What the task requires >> Where a line in the listing contains the string "durch", copy that line out.

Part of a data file
'''

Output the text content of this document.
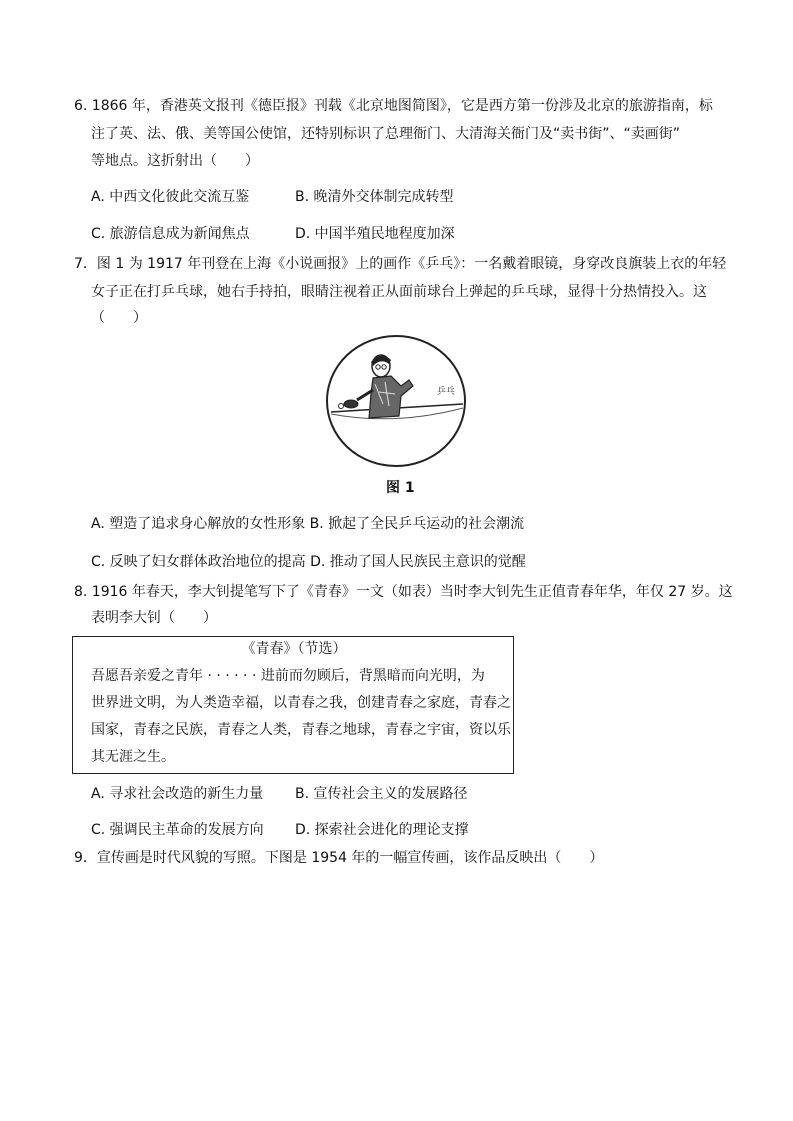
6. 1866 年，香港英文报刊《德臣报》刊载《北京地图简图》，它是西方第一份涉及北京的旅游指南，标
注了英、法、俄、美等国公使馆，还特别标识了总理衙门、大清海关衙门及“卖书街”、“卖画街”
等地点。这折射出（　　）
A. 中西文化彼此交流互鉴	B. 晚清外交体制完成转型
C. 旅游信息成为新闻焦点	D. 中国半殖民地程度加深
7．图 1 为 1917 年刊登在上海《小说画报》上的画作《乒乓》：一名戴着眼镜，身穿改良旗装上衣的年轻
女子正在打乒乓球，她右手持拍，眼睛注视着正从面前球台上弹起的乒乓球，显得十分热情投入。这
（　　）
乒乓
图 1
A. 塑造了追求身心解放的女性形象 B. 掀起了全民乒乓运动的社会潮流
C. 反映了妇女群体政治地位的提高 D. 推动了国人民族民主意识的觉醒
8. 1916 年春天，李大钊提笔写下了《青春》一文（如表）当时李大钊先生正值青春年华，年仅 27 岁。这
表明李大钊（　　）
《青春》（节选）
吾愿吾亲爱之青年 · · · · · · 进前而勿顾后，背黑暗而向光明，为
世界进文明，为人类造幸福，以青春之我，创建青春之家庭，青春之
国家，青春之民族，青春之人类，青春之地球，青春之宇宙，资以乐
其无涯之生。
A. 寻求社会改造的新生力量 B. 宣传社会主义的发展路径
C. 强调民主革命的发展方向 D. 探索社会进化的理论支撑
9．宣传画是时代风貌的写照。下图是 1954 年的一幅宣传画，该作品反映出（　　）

'''
'''

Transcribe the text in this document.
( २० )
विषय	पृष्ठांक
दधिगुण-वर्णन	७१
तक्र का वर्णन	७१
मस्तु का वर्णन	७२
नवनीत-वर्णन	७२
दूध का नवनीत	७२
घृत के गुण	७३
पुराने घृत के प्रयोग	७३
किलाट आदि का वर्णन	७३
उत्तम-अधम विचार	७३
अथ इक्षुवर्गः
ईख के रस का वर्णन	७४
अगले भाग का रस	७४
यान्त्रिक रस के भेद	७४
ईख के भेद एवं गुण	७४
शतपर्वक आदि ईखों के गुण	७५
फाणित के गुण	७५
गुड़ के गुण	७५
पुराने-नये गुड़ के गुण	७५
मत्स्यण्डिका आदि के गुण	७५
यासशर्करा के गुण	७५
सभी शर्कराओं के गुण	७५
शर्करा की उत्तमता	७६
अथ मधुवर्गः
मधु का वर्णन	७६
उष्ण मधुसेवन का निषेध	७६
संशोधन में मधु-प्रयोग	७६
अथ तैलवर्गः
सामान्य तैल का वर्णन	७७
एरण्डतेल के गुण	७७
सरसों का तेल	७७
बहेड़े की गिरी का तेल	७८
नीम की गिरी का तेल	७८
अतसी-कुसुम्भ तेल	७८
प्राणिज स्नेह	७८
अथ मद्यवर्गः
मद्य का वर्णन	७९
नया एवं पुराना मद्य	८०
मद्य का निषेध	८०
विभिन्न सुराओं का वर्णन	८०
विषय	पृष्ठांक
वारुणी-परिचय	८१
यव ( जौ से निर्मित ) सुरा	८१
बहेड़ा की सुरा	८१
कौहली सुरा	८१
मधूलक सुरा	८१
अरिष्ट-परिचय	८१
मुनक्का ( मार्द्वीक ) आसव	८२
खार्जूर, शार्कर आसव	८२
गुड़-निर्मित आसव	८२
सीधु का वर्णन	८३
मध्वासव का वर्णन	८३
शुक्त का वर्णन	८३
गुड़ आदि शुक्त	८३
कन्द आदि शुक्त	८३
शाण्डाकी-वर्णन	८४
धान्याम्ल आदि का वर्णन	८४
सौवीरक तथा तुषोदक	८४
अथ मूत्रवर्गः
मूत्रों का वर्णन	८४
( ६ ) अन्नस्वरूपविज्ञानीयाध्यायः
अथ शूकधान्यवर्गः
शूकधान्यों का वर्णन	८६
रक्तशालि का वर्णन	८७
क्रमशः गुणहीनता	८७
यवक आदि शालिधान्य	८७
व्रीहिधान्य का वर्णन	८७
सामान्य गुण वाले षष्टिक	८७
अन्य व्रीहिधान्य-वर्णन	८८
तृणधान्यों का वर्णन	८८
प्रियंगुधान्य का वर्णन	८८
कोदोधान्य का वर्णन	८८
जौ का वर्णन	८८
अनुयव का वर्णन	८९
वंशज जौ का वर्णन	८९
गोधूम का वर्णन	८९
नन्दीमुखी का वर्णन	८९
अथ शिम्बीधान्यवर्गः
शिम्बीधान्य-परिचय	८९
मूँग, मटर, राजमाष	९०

'''
'''

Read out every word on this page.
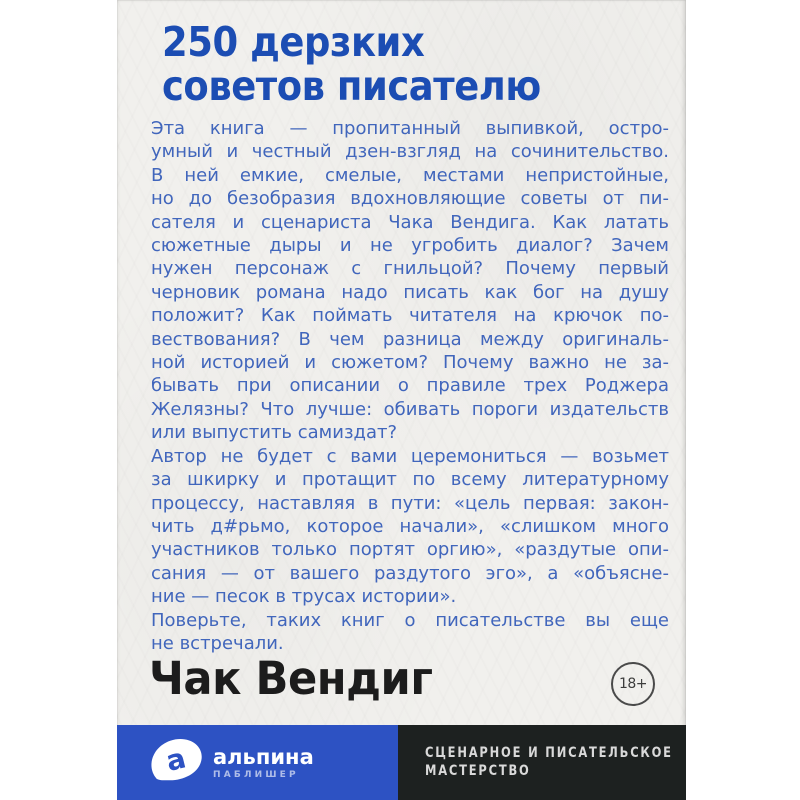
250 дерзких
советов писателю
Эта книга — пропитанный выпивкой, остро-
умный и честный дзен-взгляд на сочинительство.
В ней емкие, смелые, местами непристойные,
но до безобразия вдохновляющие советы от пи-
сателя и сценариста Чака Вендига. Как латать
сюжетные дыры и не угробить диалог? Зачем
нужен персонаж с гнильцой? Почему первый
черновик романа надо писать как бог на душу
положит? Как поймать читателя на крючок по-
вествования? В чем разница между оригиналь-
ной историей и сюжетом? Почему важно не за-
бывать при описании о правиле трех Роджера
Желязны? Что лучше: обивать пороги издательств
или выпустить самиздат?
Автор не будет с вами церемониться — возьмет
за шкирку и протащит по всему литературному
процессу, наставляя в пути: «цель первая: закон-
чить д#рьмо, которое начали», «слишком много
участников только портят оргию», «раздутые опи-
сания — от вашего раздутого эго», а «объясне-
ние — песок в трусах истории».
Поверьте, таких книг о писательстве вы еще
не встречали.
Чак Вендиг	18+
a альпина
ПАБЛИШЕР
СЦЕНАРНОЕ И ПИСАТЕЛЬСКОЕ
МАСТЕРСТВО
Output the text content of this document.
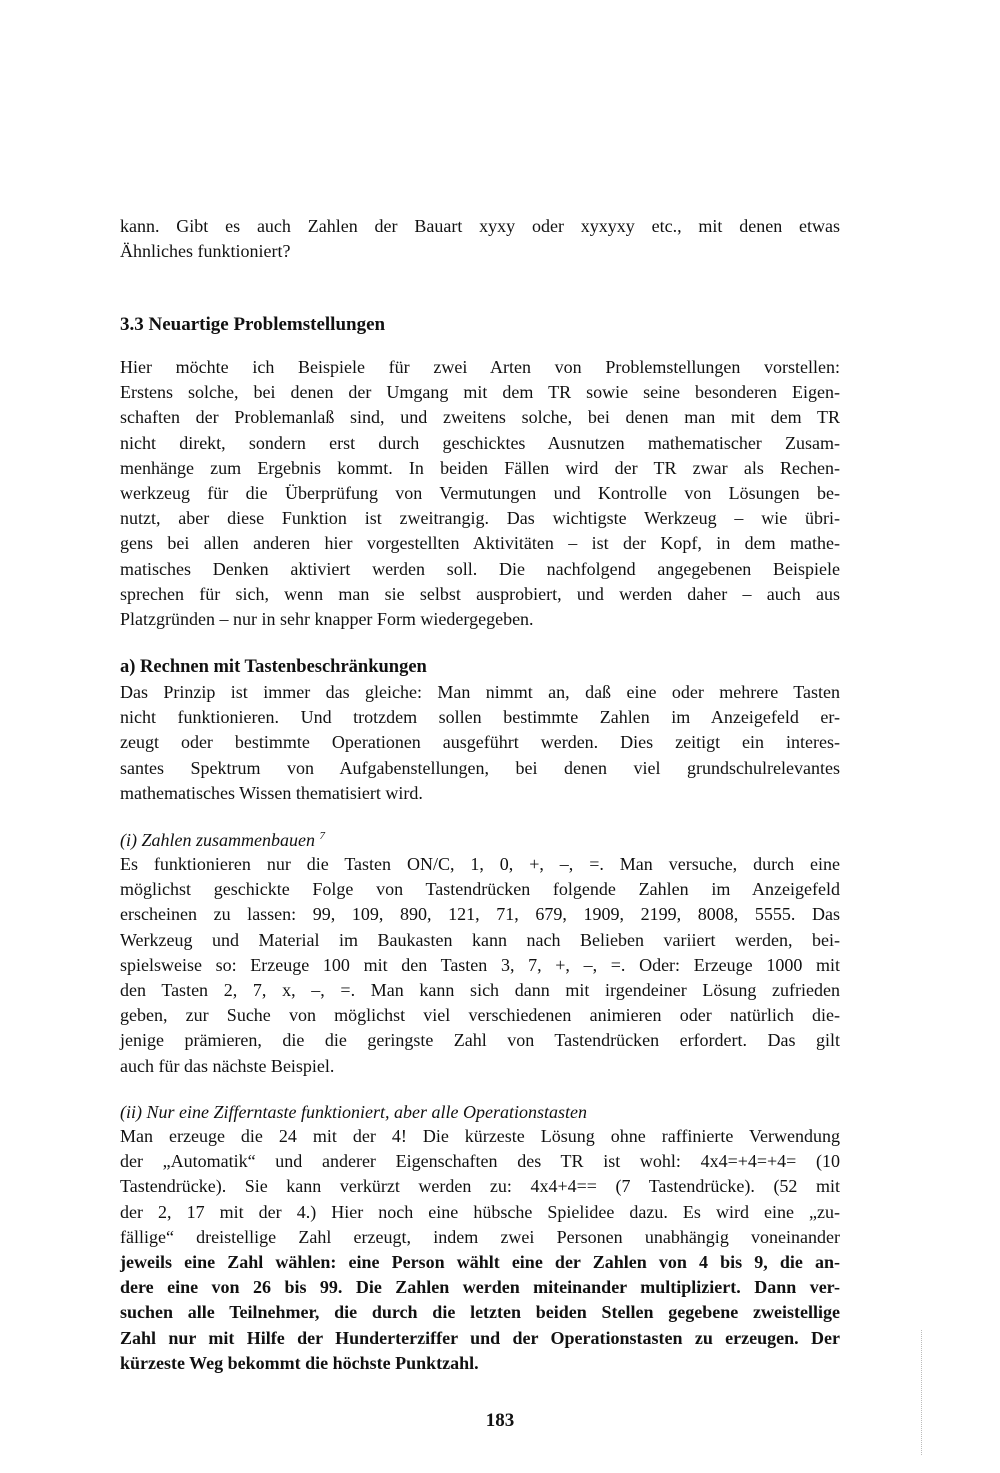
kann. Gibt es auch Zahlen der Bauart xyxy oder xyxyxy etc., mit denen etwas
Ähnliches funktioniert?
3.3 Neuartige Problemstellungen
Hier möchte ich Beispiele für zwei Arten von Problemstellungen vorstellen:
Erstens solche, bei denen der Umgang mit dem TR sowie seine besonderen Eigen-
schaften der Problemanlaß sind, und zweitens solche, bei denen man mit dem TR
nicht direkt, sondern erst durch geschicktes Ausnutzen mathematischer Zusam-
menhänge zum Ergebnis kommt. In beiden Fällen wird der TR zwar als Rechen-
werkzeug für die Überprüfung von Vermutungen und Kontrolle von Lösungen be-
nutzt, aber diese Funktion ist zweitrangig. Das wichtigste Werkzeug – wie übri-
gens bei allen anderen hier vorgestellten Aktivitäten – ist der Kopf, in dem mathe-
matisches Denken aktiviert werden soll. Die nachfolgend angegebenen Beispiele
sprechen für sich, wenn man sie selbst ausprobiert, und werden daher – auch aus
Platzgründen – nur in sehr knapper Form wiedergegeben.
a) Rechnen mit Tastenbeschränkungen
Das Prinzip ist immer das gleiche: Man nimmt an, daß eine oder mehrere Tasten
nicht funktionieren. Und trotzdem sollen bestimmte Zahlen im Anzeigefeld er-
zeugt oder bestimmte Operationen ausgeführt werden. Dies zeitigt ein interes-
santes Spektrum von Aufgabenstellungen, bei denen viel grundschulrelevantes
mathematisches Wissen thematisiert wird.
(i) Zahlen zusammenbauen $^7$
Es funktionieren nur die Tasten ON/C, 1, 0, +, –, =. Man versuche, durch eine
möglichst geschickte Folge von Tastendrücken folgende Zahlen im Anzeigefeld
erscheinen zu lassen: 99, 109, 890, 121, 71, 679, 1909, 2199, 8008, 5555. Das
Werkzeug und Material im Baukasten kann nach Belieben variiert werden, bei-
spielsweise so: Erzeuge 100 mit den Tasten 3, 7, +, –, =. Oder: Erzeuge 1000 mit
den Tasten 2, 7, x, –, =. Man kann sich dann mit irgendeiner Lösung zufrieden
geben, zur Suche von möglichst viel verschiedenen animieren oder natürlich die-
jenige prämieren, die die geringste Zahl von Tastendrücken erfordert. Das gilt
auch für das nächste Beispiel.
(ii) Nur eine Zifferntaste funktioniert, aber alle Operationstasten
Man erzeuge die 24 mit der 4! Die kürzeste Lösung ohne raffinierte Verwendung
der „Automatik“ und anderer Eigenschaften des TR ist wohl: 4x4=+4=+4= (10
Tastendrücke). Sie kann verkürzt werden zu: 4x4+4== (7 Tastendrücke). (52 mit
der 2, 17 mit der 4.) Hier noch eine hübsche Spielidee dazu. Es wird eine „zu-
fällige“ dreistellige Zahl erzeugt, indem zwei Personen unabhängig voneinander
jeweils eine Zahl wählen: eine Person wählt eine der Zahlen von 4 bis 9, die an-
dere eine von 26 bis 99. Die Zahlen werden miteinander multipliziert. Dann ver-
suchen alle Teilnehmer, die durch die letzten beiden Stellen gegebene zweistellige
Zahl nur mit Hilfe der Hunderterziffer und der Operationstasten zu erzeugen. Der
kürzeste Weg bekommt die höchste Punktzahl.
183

'''

Written solution >>
nicht direkt, sondern erst durch geschicktes Ausnutzen mathematischer Zusam-
Es funktionieren nur die Tasten ON/C, 1, 0, +, –, =. Man versuche, durch eine
suchen alle Teilnehmer, die durch die letzten beiden Stellen gegebene zweistellige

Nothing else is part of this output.